-- BEGIN LISTED RECORDS --

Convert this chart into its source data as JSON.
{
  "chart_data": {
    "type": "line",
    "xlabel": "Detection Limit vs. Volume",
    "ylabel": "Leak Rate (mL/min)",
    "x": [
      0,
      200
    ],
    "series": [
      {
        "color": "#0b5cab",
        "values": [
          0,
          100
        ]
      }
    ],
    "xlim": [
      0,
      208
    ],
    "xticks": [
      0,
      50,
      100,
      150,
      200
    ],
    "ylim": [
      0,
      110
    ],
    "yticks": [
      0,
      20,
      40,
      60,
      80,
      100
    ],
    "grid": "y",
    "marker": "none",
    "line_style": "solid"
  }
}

-- END LISTED RECORDS --

# DO THIS
Nothing should be left out: repeat all of the data exactly.

# SOLUTION FOR THIS PROBLEM
Convert this chart into its source data as JSON.
{
  "chart_data": {
    "type": "line",
    "xlabel": "Detection Limit vs. Volume",
    "ylabel": "Leak Rate (mL/min)",
    "x": [
      0,
      200
    ],
    "series": [
      {
        "color": "#0b5cab",
        "values": [
          0,
          100
        ]
      }
    ],
    "xlim": [
      0,
      208
    ],
    "xticks": [
      0,
      50,
      100,
      150,
      200
    ],
    "ylim": [
      0,
      110
    ],
    "yticks": [
      0,
      20,
      40,
      60,
      80,
      100
    ],
    "grid": "y",
    "marker": "none",
    "line_style": "solid"
  }
}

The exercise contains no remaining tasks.